CHALLENGE: Repeat the listing in full, preserving every character.

-- PROVIDED RECORDS start --

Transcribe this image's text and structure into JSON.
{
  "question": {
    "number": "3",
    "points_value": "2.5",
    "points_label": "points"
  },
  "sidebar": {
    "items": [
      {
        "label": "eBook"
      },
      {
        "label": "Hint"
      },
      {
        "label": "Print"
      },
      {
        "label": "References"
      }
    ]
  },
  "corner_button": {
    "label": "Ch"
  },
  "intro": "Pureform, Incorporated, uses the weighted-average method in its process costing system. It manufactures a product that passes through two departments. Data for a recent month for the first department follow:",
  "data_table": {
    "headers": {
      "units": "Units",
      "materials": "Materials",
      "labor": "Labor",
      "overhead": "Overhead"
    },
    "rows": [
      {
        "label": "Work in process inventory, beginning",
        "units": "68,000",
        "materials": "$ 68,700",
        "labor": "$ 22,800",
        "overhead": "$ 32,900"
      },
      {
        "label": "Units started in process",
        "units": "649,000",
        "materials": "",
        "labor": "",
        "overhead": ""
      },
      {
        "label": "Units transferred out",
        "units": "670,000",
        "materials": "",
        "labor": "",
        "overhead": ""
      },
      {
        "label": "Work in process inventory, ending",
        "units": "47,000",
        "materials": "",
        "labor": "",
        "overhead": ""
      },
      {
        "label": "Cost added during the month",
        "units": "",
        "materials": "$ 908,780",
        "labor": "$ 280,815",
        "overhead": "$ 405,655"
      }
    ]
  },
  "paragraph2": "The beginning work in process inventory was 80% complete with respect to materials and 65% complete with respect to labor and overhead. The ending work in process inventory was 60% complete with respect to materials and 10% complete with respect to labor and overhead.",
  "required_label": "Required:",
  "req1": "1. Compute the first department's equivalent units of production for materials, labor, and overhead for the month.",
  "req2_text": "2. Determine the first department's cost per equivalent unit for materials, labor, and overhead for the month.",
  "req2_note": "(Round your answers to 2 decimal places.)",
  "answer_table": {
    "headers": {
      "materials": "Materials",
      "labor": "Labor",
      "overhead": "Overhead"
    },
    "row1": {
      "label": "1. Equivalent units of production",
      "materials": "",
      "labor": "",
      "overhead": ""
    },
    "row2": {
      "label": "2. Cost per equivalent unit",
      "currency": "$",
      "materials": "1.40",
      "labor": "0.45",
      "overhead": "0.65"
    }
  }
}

-- PROVIDED RECORDS end --

WRITTEN RESPONSE:
Transcribe this image's text and structure into JSON.
{
  "question": {
    "number": "3",
    "points_value": "2.5",
    "points_label": "points"
  },
  "sidebar": {
    "items": [
      {
        "label": "eBook"
      },
      {
        "label": "Hint"
      },
      {
        "label": "Print"
      },
      {
        "label": "References"
      }
    ]
  },
  "corner_button": {
    "label": "Ch"
  },
  "intro": "Pureform, Incorporated, uses the weighted-average method in its process costing system. It manufactures a product that passes through two departments. Data for a recent month for the first department follow:",
  "data_table": {
    "headers": {
      "units": "Units",
      "materials": "Materials",
      "labor": "Labor",
      "overhead": "Overhead"
    },
    "rows": [
      {
        "label": "Work in process inventory, beginning",
        "units": "68,000",
        "materials": "$ 68,700",
        "labor": "$ 22,800",
        "overhead": "$ 32,900"
      },
      {
        "label": "Units started in process",
        "units": "649,000",
        "materials": "",
        "labor": "",
        "overhead": ""
      },
      {
        "label": "Units transferred out",
        "units": "670,000",
        "materials": "",
        "labor": "",
        "overhead": ""
      },
      {
        "label": "Work in process inventory, ending",
        "units": "47,000",
        "materials": "",
        "labor": "",
        "overhead": ""
      },
      {
        "label": "Cost added during the month",
        "units": "",
        "materials": "$ 908,780",
        "labor": "$ 280,815",
        "overhead": "$ 405,655"
      }
    ]
  },
  "paragraph2": "The beginning work in process inventory was 80% complete with respect to materials and 65% complete with respect to labor and overhead. The ending work in process inventory was 60% complete with respect to materials and 10% complete with respect to labor and overhead.",
  "required_label": "Required:",
  "req1": "1. Compute the first department's equivalent units of production for materials, labor, and overhead for the month.",
  "req2_text": "2. Determine the first department's cost per equivalent unit for materials, labor, and overhead for the month.",
  "req2_note": "(Round your answers to 2 decimal places.)",
  "answer_table": {
    "headers": {
      "materials": "Materials",
      "labor": "Labor",
      "overhead": "Overhead"
    },
    "row1": {
      "label": "1. Equivalent units of production",
      "materials": "",
      "labor": "",
      "overhead": ""
    },
    "row2": {
      "label": "2. Cost per equivalent unit",
      "currency": "$",
      "materials": "1.40",
      "labor": "0.45",
      "overhead": "0.65"
    }
  }
}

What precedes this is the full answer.